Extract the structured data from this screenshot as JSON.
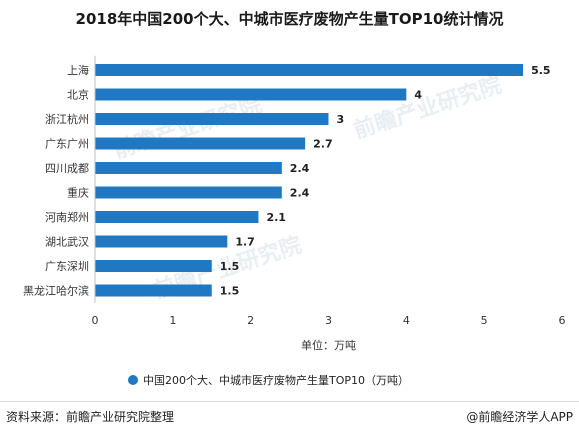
{
  "title": "2018年中国200个大、中城市医疗废物产生量TOP10统计情况",
  "footer": {
    "source": "资料来源：前瞻产业研究院整理",
    "brand": "@前瞻经济学人APP"
  },
  "watermark": "前瞻产业研究院",
  "colors": {
    "bar": "#1f78c1",
    "axis": "#bfbfbf",
    "text": "#333333"
  },
  "chart_data": {
    "type": "bar",
    "orientation": "horizontal",
    "categories": [
      "上海",
      "北京",
      "浙江杭州",
      "广东广州",
      "四川成都",
      "重庆",
      "河南郑州",
      "湖北武汉",
      "广东深圳",
      "黑龙江哈尔滨"
    ],
    "series": [
      {
        "name": "中国200个大、中城市医疗废物产生量TOP10（万吨）",
        "values": [
          5.5,
          4,
          3,
          2.7,
          2.4,
          2.4,
          2.1,
          1.7,
          1.5,
          1.5
        ],
        "labels": [
          "5.5",
          "4",
          "3",
          "2.7",
          "2.4",
          "2.4",
          "2.1",
          "1.7",
          "1.5",
          "1.5"
        ]
      }
    ],
    "xlim": [
      0,
      6
    ],
    "xticks": [
      "0",
      "1",
      "2",
      "3",
      "4",
      "5",
      "6"
    ],
    "xlabel": "单位：万吨",
    "ylabel": "",
    "grid": false,
    "legend": "bottom"
  }
}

● ● ● ●

Without the pictures, output the full listing exactly as it stands.

Extract the structured data from this screenshot as JSON.
{
  "title": "2018年中国200个大、中城市医疗废物产生量TOP10统计情况",
  "footer": {
    "source": "资料来源：前瞻产业研究院整理",
    "brand": "@前瞻经济学人APP"
  },
  "watermark": "前瞻产业研究院",
  "colors": {
    "bar": "#1f78c1",
    "axis": "#bfbfbf",
    "text": "#333333"
  },
  "chart_data": {
    "type": "bar",
    "orientation": "horizontal",
    "categories": [
      "上海",
      "北京",
      "浙江杭州",
      "广东广州",
      "四川成都",
      "重庆",
      "河南郑州",
      "湖北武汉",
      "广东深圳",
      "黑龙江哈尔滨"
    ],
    "series": [
      {
        "name": "中国200个大、中城市医疗废物产生量TOP10（万吨）",
        "values": [
          5.5,
          4,
          3,
          2.7,
          2.4,
          2.4,
          2.1,
          1.7,
          1.5,
          1.5
        ],
        "labels": [
          "5.5",
          "4",
          "3",
          "2.7",
          "2.4",
          "2.4",
          "2.1",
          "1.7",
          "1.5",
          "1.5"
        ]
      }
    ],
    "xlim": [
      0,
      6
    ],
    "xticks": [
      "0",
      "1",
      "2",
      "3",
      "4",
      "5",
      "6"
    ],
    "xlabel": "单位：万吨",
    "ylabel": "",
    "grid": false,
    "legend": "bottom"
  }
}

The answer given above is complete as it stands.